**PROVIDED TEXT**
________________________

Speed up loop to fill an array with closest values from another array

Question

I have a block of code that I need to optimize as much as possible since I have to run it several thousand times.

What it does is it finds the closest float in a sub-list of a given array for a random float and stores the corresponding float (ie: with the same index) stored in another sub-list of that array. It repeats the process until the sum of floats stored reaches a certain limit.

Here's the MWE to make it clearer:

import numpy as np

# Define array with two sub-lists.
a = [np.random.uniform(0., 100., 10000), np.random.random(10000)]

# Initialize empty final list.
b = []

# Run until the condition is met.
while (sum(b) < 10000):

    # Draw random [0,1) value.
    u = np.random.random()
    # Find closest value in sub-list a[1].
    idx = np.argmin(np.abs(u - a[1]))
    # Store value located in sub-list a[0].
    b.append(a[0][idx])

The code is reasonably simple but I haven't found a way to speed it up. I tried to adapt the great (and very fast) answer given in a similar question I made some time ago, to no avail.

ali_m · Accepted Answer · 2014-02-06T13:34:29.187

OK, here's a slightly left-field suggestion. As I understand it, you are just trying to sample uniformally from the elements in a[0] until you have a list whose sum exceeds some limit.

Although it will be more costly memory-wise, I think you'll probably find it's much faster to generate a large random sample from a[0] first, then take the cumsum and find where it first exceeds your limit.

For example:

import numpy as np

# array of reference float values, equivalent to a[0]
refs = np.random.uniform(0, 100, 10000)

def fast_samp_1(refs, lim=10000, blocksize=10000):

    # sample uniformally from refs
    samp = np.random.choice(refs, size=blocksize, replace=True)
    samp_sum = np.cumsum(samp)

    # find where the cumsum first exceeds your limit
    last = np.searchsorted(samp_sum, lim, side='right')

________________________

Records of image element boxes

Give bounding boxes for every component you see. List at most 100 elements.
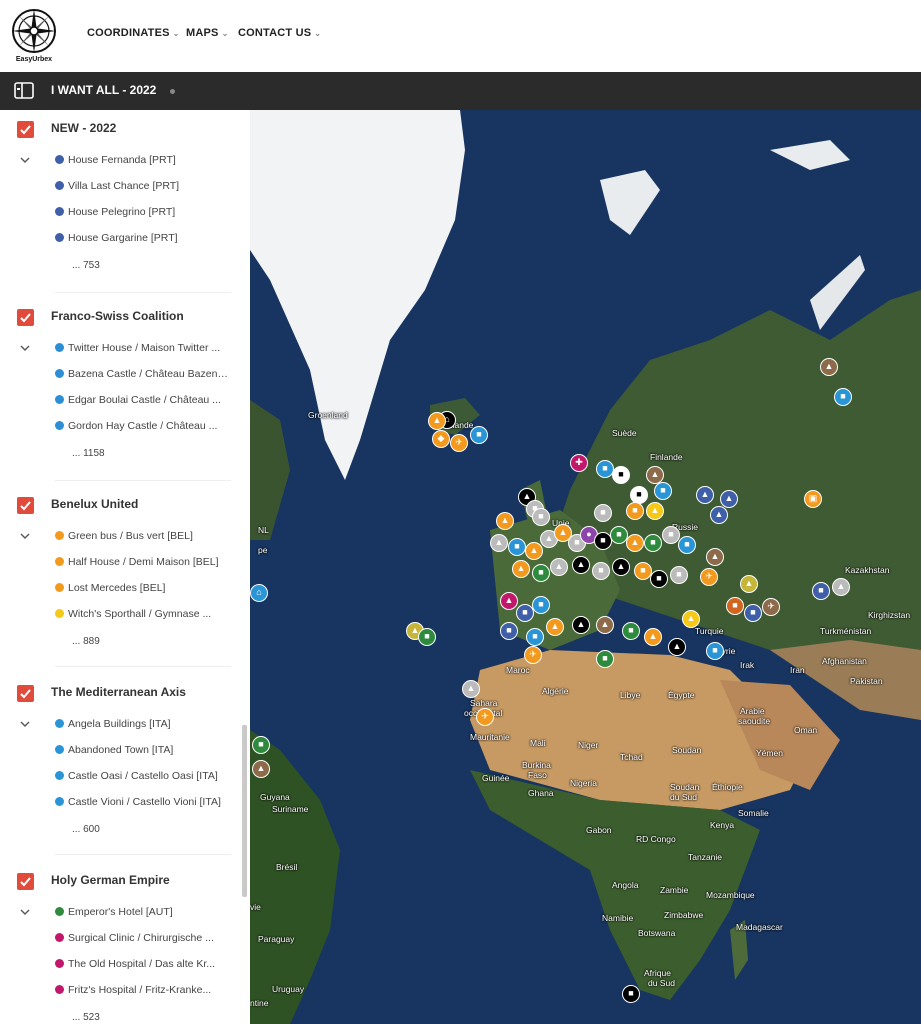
location-marker[interactable]: ■	[532, 564, 550, 582]
location-marker[interactable]: ■	[622, 622, 640, 640]
location-marker[interactable]: ▲	[546, 618, 564, 636]
location-marker[interactable]: ■	[650, 570, 668, 588]
sidebar-toggle-icon[interactable]	[14, 82, 34, 99]
location-marker[interactable]: ✈	[450, 434, 468, 452]
location-marker[interactable]: ■	[612, 466, 630, 484]
location-marker[interactable]: ■	[812, 582, 830, 600]
location-marker[interactable]: ▲	[710, 506, 728, 524]
list-item[interactable]: Witch's Sporthall / Gymnase ...	[55, 608, 230, 626]
chevron-down-icon[interactable]	[19, 154, 31, 166]
layer-sidebar[interactable]: NEW - 2022 House Fernanda [PRT] Villa La…	[0, 110, 251, 1024]
location-marker[interactable]: ▲	[428, 412, 446, 430]
location-marker[interactable]: ◆	[432, 430, 450, 448]
more-count[interactable]: ... 889	[72, 636, 100, 647]
list-item[interactable]: Bazena Castle / Château Bazena ...	[55, 368, 230, 386]
nav-coordinates[interactable]: COORDINATES ⌄	[87, 27, 180, 39]
location-marker[interactable]: ■	[834, 388, 852, 406]
location-marker[interactable]: ▲	[572, 616, 590, 634]
group-checkbox[interactable]	[17, 873, 34, 890]
location-marker[interactable]: ■	[418, 628, 436, 646]
layer-options-dot[interactable]	[170, 89, 175, 94]
list-item[interactable]: Edgar Boulai Castle / Château ...	[55, 394, 230, 412]
more-count[interactable]: ... 753	[72, 260, 100, 271]
nav-contact-us[interactable]: CONTACT US ⌄	[238, 27, 321, 39]
location-marker[interactable]: ■	[706, 642, 724, 660]
list-item[interactable]: Emperor's Hotel [AUT]	[55, 906, 230, 924]
list-item[interactable]: Villa Last Chance [PRT]	[55, 180, 230, 198]
more-count[interactable]: ... 600	[72, 824, 100, 835]
location-marker[interactable]: ■	[626, 502, 644, 520]
location-marker[interactable]: ▲	[572, 556, 590, 574]
list-item[interactable]: Fritz's Hospital / Fritz-Kranke...	[55, 984, 230, 1002]
location-marker[interactable]: ▲	[696, 486, 714, 504]
list-item[interactable]: Green bus / Bus vert [BEL]	[55, 530, 230, 548]
location-marker[interactable]: ▲	[720, 490, 738, 508]
location-marker[interactable]: ▲	[490, 534, 508, 552]
list-item[interactable]: Abandoned Town [ITA]	[55, 744, 230, 762]
list-item[interactable]: House Fernanda [PRT]	[55, 154, 230, 172]
location-marker[interactable]: ■	[662, 526, 680, 544]
location-marker[interactable]: ▲	[706, 548, 724, 566]
easyurbex-logo[interactable]: EasyUrbex	[9, 6, 59, 66]
chevron-down-icon[interactable]	[19, 906, 31, 918]
nav-maps[interactable]: MAPS ⌄	[186, 27, 229, 39]
sidebar-scrollbar[interactable]	[242, 725, 247, 897]
location-marker[interactable]: ▣	[804, 490, 822, 508]
chevron-down-icon[interactable]	[19, 530, 31, 542]
location-marker[interactable]: ■	[670, 566, 688, 584]
location-marker[interactable]: ■	[252, 736, 270, 754]
list-item[interactable]: Surgical Clinic / Chirurgische ...	[55, 932, 230, 950]
location-marker[interactable]: ▲	[512, 560, 530, 578]
location-marker[interactable]: ■	[500, 622, 518, 640]
chevron-down-icon[interactable]	[19, 342, 31, 354]
list-item[interactable]: Angela Buildings [ITA]	[55, 718, 230, 736]
location-marker[interactable]: ▲	[612, 558, 630, 576]
location-marker[interactable]: ▲	[462, 680, 480, 698]
location-marker[interactable]: ■	[526, 628, 544, 646]
location-marker[interactable]: ■	[726, 597, 744, 615]
group-checkbox[interactable]	[17, 309, 34, 326]
list-item[interactable]: Lost Mercedes [BEL]	[55, 582, 230, 600]
location-marker[interactable]: ■	[744, 604, 762, 622]
more-count[interactable]: ... 1158	[72, 448, 105, 459]
location-marker[interactable]: ▲	[820, 358, 838, 376]
location-marker[interactable]: ▲	[500, 592, 518, 610]
location-marker[interactable]: ■	[532, 596, 550, 614]
list-item[interactable]: House Pelegrino [PRT]	[55, 206, 230, 224]
group-checkbox[interactable]	[17, 121, 34, 138]
location-marker[interactable]: ▲	[740, 575, 758, 593]
location-marker[interactable]: ■	[508, 538, 526, 556]
location-marker[interactable]: ■	[644, 534, 662, 552]
location-marker[interactable]: ▲	[596, 616, 614, 634]
list-item[interactable]: Half House / Demi Maison [BEL]	[55, 556, 230, 574]
group-checkbox[interactable]	[17, 685, 34, 702]
location-marker[interactable]: ▲	[646, 502, 664, 520]
location-marker[interactable]: ■	[594, 504, 612, 522]
location-marker[interactable]: ■	[596, 650, 614, 668]
location-marker[interactable]: ▲	[832, 578, 850, 596]
location-marker[interactable]: ✈	[700, 568, 718, 586]
location-marker[interactable]: ■	[678, 536, 696, 554]
location-marker[interactable]: ✈	[476, 708, 494, 726]
location-marker[interactable]: ▲	[644, 628, 662, 646]
more-count[interactable]: ... 523	[72, 1012, 100, 1023]
location-marker[interactable]: ▲	[682, 610, 700, 628]
list-item[interactable]: Castle Vioni / Castello Vioni [ITA]	[55, 796, 230, 814]
world-map[interactable]: Groenland Islande Suède Finlande Russie …	[250, 110, 921, 1024]
location-marker[interactable]: ■	[654, 482, 672, 500]
chevron-down-icon[interactable]	[19, 718, 31, 730]
location-marker[interactable]: ✈	[524, 646, 542, 664]
location-marker[interactable]: ■	[470, 426, 488, 444]
group-checkbox[interactable]	[17, 497, 34, 514]
location-marker[interactable]: ■	[532, 508, 550, 526]
list-item[interactable]: Twitter House / Maison Twitter ...	[55, 342, 230, 360]
location-marker[interactable]: ▲	[550, 558, 568, 576]
location-marker[interactable]: ⌂	[250, 584, 268, 602]
location-marker[interactable]: ▲	[525, 542, 543, 560]
location-marker[interactable]: ▲	[496, 512, 514, 530]
location-marker[interactable]: ■	[622, 985, 640, 1003]
location-marker[interactable]: ✚	[570, 454, 588, 472]
location-marker[interactable]: ▲	[252, 760, 270, 778]
list-item[interactable]: The Old Hospital / Das alte Kr...	[55, 958, 230, 976]
list-item[interactable]: Gordon Hay Castle / Château ...	[55, 420, 230, 438]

________________________

**WORK INSTRUCTIONS**
Continue the forum thread on speeding up the array-filling loop, starting immediately after its final line of code.

**FINAL ANSWER**
    return samp[:last + 1]

    # # if it's ok to be just under lim rather than just over then this might
    # # be quicker
    # return samp[samp_sum <= lim]

Of course, if the sum of the sample of blocksize elements is < lim then this will fail to give you a sample whose sum is >= lim. You could check whether this is the case, and append to your sample in a loop if necessary.

def fast_samp_2(refs, lim=10000, blocksize=10000):

    samp = np.random.choice(refs, size=blocksize, replace=True)
    samp_sum = np.cumsum(samp)

    # is the sum of our current block of samples >= lim?
    while samp_sum[-1] < lim:

        # if not, we'll sample another block and try again until it is
        newsamp = np.random.choice(refs, size=blocksize, replace=True)
        samp = np.hstack((samp, newsamp))
        samp_sum = np.hstack((samp_sum, np.cumsum(newsamp) +  samp_sum[-1]))

    last = np.searchsorted(samp_sum, lim, side='right')
    return samp[:last + 1]

Note that concatenating arrays is pretty slow, so it would probably be better to make blocksize large enough to be reasonably sure that the sum of a single block will be >= to your limit, without being excessively large.

Update

I've adapted your original function a little bit so that its syntax more closely resembles mine.

def orig_samp(refs, lim=10000):

    # Initialize empty final list.
    b = []

    a1 = np.random.random(10000)

    # Run until the condition is met.
    while (sum(b) < lim):

        # Draw random [0,1) value.
        u = np.random.random()
        # Find closest value in sub-list a[1].
        idx = np.argmin(np.abs(u - a1))
        # Store value located in sub-list a[0].
        b.append(refs[idx])

    return b

Here's some benchmarking data.

%timeit orig_samp(refs, lim=10000)
# 100 loops, best of 3: 11 ms per loop

%timeit fast_samp_2(refs, lim=10000, blocksize=1000)
# 10000 loops, best of 3: 62.9 µs per loop

That's a good 3 orders of magnitude faster. You can do a bit better by reducing the blocksize a fraction - you basically want it to be comfortably larger than the length of the arrays you're getting out. In this case, you know that on average the output will be about 200 elements long, since the mean of all real numbers between 0 and 100 is 50, and 10000 / 50 = 200.

Update 2

It's easy to get a weighted sample rather than a uniform sample - you can just pass the p= parameter to np.random.choice:

def weighted_fast_samp(refs, weights=None, lim=10000, blocksize=10000):

    samp = np.random.choice(refs, size=blocksize, replace=True, p=weights)
    samp_sum = np.cumsum(samp)

    # is the sum of our current block of samples >= lim?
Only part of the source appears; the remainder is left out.